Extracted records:
※

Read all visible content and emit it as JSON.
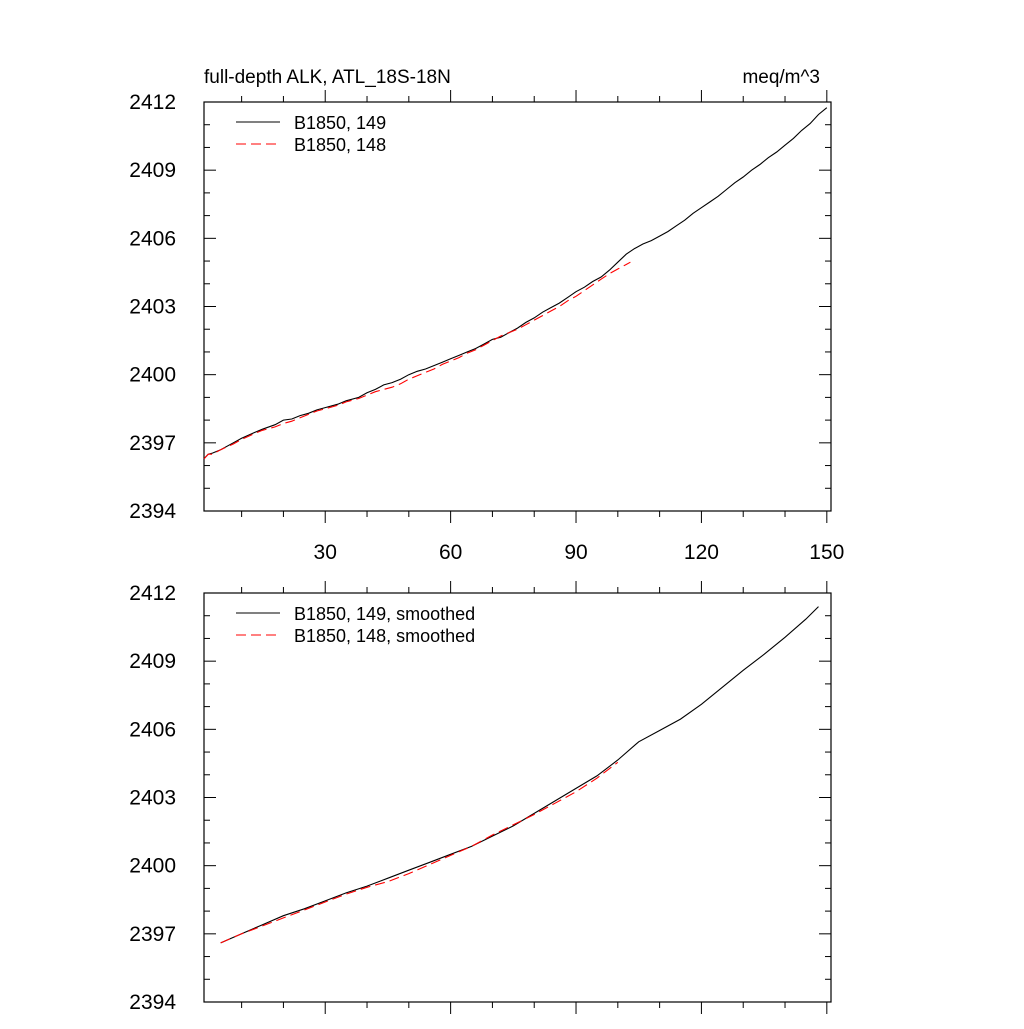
{
  "figure": {
    "title_left": "full-depth ALK, ATL_18S-18N",
    "title_right": "meq/m^3"
  },
  "chart_data": [
    {
      "type": "line",
      "title": "full-depth ALK, ATL_18S-18N",
      "units": "meq/m^3",
      "xlim": [
        1,
        151
      ],
      "ylim": [
        2394,
        2412
      ],
      "x_ticks": [
        30,
        60,
        90,
        120,
        150
      ],
      "y_ticks": [
        2394,
        2397,
        2400,
        2403,
        2406,
        2409,
        2412
      ],
      "x_tick_labels_shown": true,
      "grid": false,
      "legend_position": "top-left",
      "series": [
        {
          "name": "B1850, 149",
          "color": "#000000",
          "dash": "solid",
          "x": [
            1,
            2,
            3,
            5,
            8,
            10,
            13,
            15,
            18,
            20,
            22,
            24,
            26,
            28,
            30,
            33,
            35,
            38,
            40,
            42,
            44,
            46,
            48,
            50,
            52,
            54,
            56,
            58,
            60,
            62,
            64,
            66,
            68,
            70,
            72,
            74,
            76,
            78,
            80,
            82,
            84,
            86,
            88,
            90,
            92,
            94,
            96,
            98,
            100,
            102,
            104,
            106,
            108,
            110,
            112,
            114,
            116,
            118,
            120,
            122,
            124,
            126,
            128,
            130,
            132,
            134,
            136,
            138,
            140,
            142,
            144,
            146,
            148,
            150
          ],
          "y": [
            2396.3,
            2396.5,
            2396.55,
            2396.7,
            2397.0,
            2397.2,
            2397.45,
            2397.6,
            2397.8,
            2398.0,
            2398.05,
            2398.2,
            2398.3,
            2398.45,
            2398.55,
            2398.7,
            2398.85,
            2399.0,
            2399.2,
            2399.35,
            2399.55,
            2399.65,
            2399.8,
            2400.0,
            2400.15,
            2400.25,
            2400.4,
            2400.55,
            2400.7,
            2400.85,
            2401.0,
            2401.15,
            2401.35,
            2401.55,
            2401.65,
            2401.85,
            2402.05,
            2402.3,
            2402.5,
            2402.75,
            2402.95,
            2403.15,
            2403.4,
            2403.65,
            2403.85,
            2404.1,
            2404.3,
            2404.6,
            2404.95,
            2405.3,
            2405.55,
            2405.75,
            2405.9,
            2406.1,
            2406.3,
            2406.55,
            2406.8,
            2407.1,
            2407.35,
            2407.6,
            2407.85,
            2408.15,
            2408.45,
            2408.7,
            2409.0,
            2409.25,
            2409.55,
            2409.8,
            2410.1,
            2410.4,
            2410.75,
            2411.05,
            2411.45,
            2411.75
          ]
        },
        {
          "name": "B1850, 148",
          "color": "#ff0000",
          "dash": "dashed",
          "x": [
            1,
            2,
            3,
            5,
            8,
            10,
            13,
            15,
            18,
            20,
            22,
            24,
            26,
            28,
            30,
            33,
            35,
            38,
            40,
            42,
            44,
            46,
            48,
            50,
            52,
            54,
            56,
            58,
            60,
            62,
            64,
            66,
            68,
            70,
            72,
            74,
            76,
            78,
            80,
            82,
            84,
            86,
            88,
            90,
            92,
            94,
            96,
            98,
            100,
            102,
            103
          ],
          "y": [
            2396.3,
            2396.5,
            2396.5,
            2396.7,
            2396.95,
            2397.15,
            2397.4,
            2397.55,
            2397.7,
            2397.85,
            2397.95,
            2398.1,
            2398.25,
            2398.4,
            2398.5,
            2398.65,
            2398.8,
            2398.95,
            2399.1,
            2399.25,
            2399.35,
            2399.45,
            2399.6,
            2399.8,
            2399.95,
            2400.1,
            2400.25,
            2400.45,
            2400.6,
            2400.75,
            2400.95,
            2401.1,
            2401.3,
            2401.5,
            2401.7,
            2401.85,
            2402.0,
            2402.2,
            2402.4,
            2402.6,
            2402.8,
            2403.0,
            2403.25,
            2403.45,
            2403.7,
            2403.95,
            2404.2,
            2404.45,
            2404.65,
            2404.85,
            2404.95
          ]
        }
      ]
    },
    {
      "type": "line",
      "xlim": [
        1,
        151
      ],
      "ylim": [
        2394,
        2412
      ],
      "x_ticks": [
        30,
        60,
        90,
        120,
        150
      ],
      "y_ticks": [
        2394,
        2397,
        2400,
        2403,
        2406,
        2409,
        2412
      ],
      "x_tick_labels_shown": false,
      "grid": false,
      "legend_position": "top-left",
      "series": [
        {
          "name": "B1850, 149, smoothed",
          "color": "#000000",
          "dash": "solid",
          "x": [
            5,
            10,
            15,
            20,
            25,
            30,
            35,
            40,
            45,
            50,
            55,
            60,
            65,
            70,
            75,
            80,
            85,
            90,
            95,
            100,
            105,
            110,
            115,
            120,
            125,
            130,
            135,
            140,
            145,
            148
          ],
          "y": [
            2396.6,
            2397.0,
            2397.4,
            2397.8,
            2398.1,
            2398.45,
            2398.8,
            2399.1,
            2399.45,
            2399.8,
            2400.15,
            2400.5,
            2400.85,
            2401.3,
            2401.75,
            2402.3,
            2402.85,
            2403.4,
            2403.95,
            2404.65,
            2405.45,
            2405.95,
            2406.45,
            2407.1,
            2407.85,
            2408.6,
            2409.3,
            2410.05,
            2410.85,
            2411.4
          ]
        },
        {
          "name": "B1850, 148, smoothed",
          "color": "#ff0000",
          "dash": "dashed",
          "x": [
            5,
            10,
            15,
            20,
            25,
            30,
            35,
            40,
            45,
            50,
            55,
            60,
            65,
            70,
            75,
            80,
            85,
            90,
            95,
            100
          ],
          "y": [
            2396.6,
            2397.0,
            2397.35,
            2397.7,
            2398.05,
            2398.4,
            2398.75,
            2399.05,
            2399.3,
            2399.65,
            2400.05,
            2400.45,
            2400.85,
            2401.35,
            2401.8,
            2402.25,
            2402.75,
            2403.25,
            2403.85,
            2404.55
          ]
        }
      ]
    }
  ]
}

※

Write out the records above exactly as they stand, leaving out every picture.

Read all visible content and emit it as JSON.
{
  "figure": {
    "title_left": "full-depth ALK, ATL_18S-18N",
    "title_right": "meq/m^3"
  },
  "chart_data": [
    {
      "type": "line",
      "title": "full-depth ALK, ATL_18S-18N",
      "units": "meq/m^3",
      "xlim": [
        1,
        151
      ],
      "ylim": [
        2394,
        2412
      ],
      "x_ticks": [
        30,
        60,
        90,
        120,
        150
      ],
      "y_ticks": [
        2394,
        2397,
        2400,
        2403,
        2406,
        2409,
        2412
      ],
      "x_tick_labels_shown": true,
      "grid": false,
      "legend_position": "top-left",
      "series": [
        {
          "name": "B1850, 149",
          "color": "#000000",
          "dash": "solid",
          "x": [
            1,
            2,
            3,
            5,
            8,
            10,
            13,
            15,
            18,
            20,
            22,
            24,
            26,
            28,
            30,
            33,
            35,
            38,
            40,
            42,
            44,
            46,
            48,
            50,
            52,
            54,
            56,
            58,
            60,
            62,
            64,
            66,
            68,
            70,
            72,
            74,
            76,
            78,
            80,
            82,
            84,
            86,
            88,
            90,
            92,
            94,
            96,
            98,
            100,
            102,
            104,
            106,
            108,
            110,
            112,
            114,
            116,
            118,
            120,
            122,
            124,
            126,
            128,
            130,
            132,
            134,
            136,
            138,
            140,
            142,
            144,
            146,
            148,
            150
          ],
          "y": [
            2396.3,
            2396.5,
            2396.55,
            2396.7,
            2397.0,
            2397.2,
            2397.45,
            2397.6,
            2397.8,
            2398.0,
            2398.05,
            2398.2,
            2398.3,
            2398.45,
            2398.55,
            2398.7,
            2398.85,
            2399.0,
            2399.2,
            2399.35,
            2399.55,
            2399.65,
            2399.8,
            2400.0,
            2400.15,
            2400.25,
            2400.4,
            2400.55,
            2400.7,
            2400.85,
            2401.0,
            2401.15,
            2401.35,
            2401.55,
            2401.65,
            2401.85,
            2402.05,
            2402.3,
            2402.5,
            2402.75,
            2402.95,
            2403.15,
            2403.4,
            2403.65,
            2403.85,
            2404.1,
            2404.3,
            2404.6,
            2404.95,
            2405.3,
            2405.55,
            2405.75,
            2405.9,
            2406.1,
            2406.3,
            2406.55,
            2406.8,
            2407.1,
            2407.35,
            2407.6,
            2407.85,
            2408.15,
            2408.45,
            2408.7,
            2409.0,
            2409.25,
            2409.55,
            2409.8,
            2410.1,
            2410.4,
            2410.75,
            2411.05,
            2411.45,
            2411.75
          ]
        },
        {
          "name": "B1850, 148",
          "color": "#ff0000",
          "dash": "dashed",
          "x": [
            1,
            2,
            3,
            5,
            8,
            10,
            13,
            15,
            18,
            20,
            22,
            24,
            26,
            28,
            30,
            33,
            35,
            38,
            40,
            42,
            44,
            46,
            48,
            50,
            52,
            54,
            56,
            58,
            60,
            62,
            64,
            66,
            68,
            70,
            72,
            74,
            76,
            78,
            80,
            82,
            84,
            86,
            88,
            90,
            92,
            94,
            96,
            98,
            100,
            102,
            103
          ],
          "y": [
            2396.3,
            2396.5,
            2396.5,
            2396.7,
            2396.95,
            2397.15,
            2397.4,
            2397.55,
            2397.7,
            2397.85,
            2397.95,
            2398.1,
            2398.25,
            2398.4,
            2398.5,
            2398.65,
            2398.8,
            2398.95,
            2399.1,
            2399.25,
            2399.35,
            2399.45,
            2399.6,
            2399.8,
            2399.95,
            2400.1,
            2400.25,
            2400.45,
            2400.6,
            2400.75,
            2400.95,
            2401.1,
            2401.3,
            2401.5,
            2401.7,
            2401.85,
            2402.0,
            2402.2,
            2402.4,
            2402.6,
            2402.8,
            2403.0,
            2403.25,
            2403.45,
            2403.7,
            2403.95,
            2404.2,
            2404.45,
            2404.65,
            2404.85,
            2404.95
          ]
        }
      ]
    },
    {
      "type": "line",
      "xlim": [
        1,
        151
      ],
      "ylim": [
        2394,
        2412
      ],
      "x_ticks": [
        30,
        60,
        90,
        120,
        150
      ],
      "y_ticks": [
        2394,
        2397,
        2400,
        2403,
        2406,
        2409,
        2412
      ],
      "x_tick_labels_shown": false,
      "grid": false,
      "legend_position": "top-left",
      "series": [
        {
          "name": "B1850, 149, smoothed",
          "color": "#000000",
          "dash": "solid",
          "x": [
            5,
            10,
            15,
            20,
            25,
            30,
            35,
            40,
            45,
            50,
            55,
            60,
            65,
            70,
            75,
            80,
            85,
            90,
            95,
            100,
            105,
            110,
            115,
            120,
            125,
            130,
            135,
            140,
            145,
            148
          ],
          "y": [
            2396.6,
            2397.0,
            2397.4,
            2397.8,
            2398.1,
            2398.45,
            2398.8,
            2399.1,
            2399.45,
            2399.8,
            2400.15,
            2400.5,
            2400.85,
            2401.3,
            2401.75,
            2402.3,
            2402.85,
            2403.4,
            2403.95,
            2404.65,
            2405.45,
            2405.95,
            2406.45,
            2407.1,
            2407.85,
            2408.6,
            2409.3,
            2410.05,
            2410.85,
            2411.4
          ]
        },
        {
          "name": "B1850, 148, smoothed",
          "color": "#ff0000",
          "dash": "dashed",
          "x": [
            5,
            10,
            15,
            20,
            25,
            30,
            35,
            40,
            45,
            50,
            55,
            60,
            65,
            70,
            75,
            80,
            85,
            90,
            95,
            100
          ],
          "y": [
            2396.6,
            2397.0,
            2397.35,
            2397.7,
            2398.05,
            2398.4,
            2398.75,
            2399.05,
            2399.3,
            2399.65,
            2400.05,
            2400.45,
            2400.85,
            2401.35,
            2401.8,
            2402.25,
            2402.75,
            2403.25,
            2403.85,
            2404.55
          ]
        }
      ]
    }
  ]
}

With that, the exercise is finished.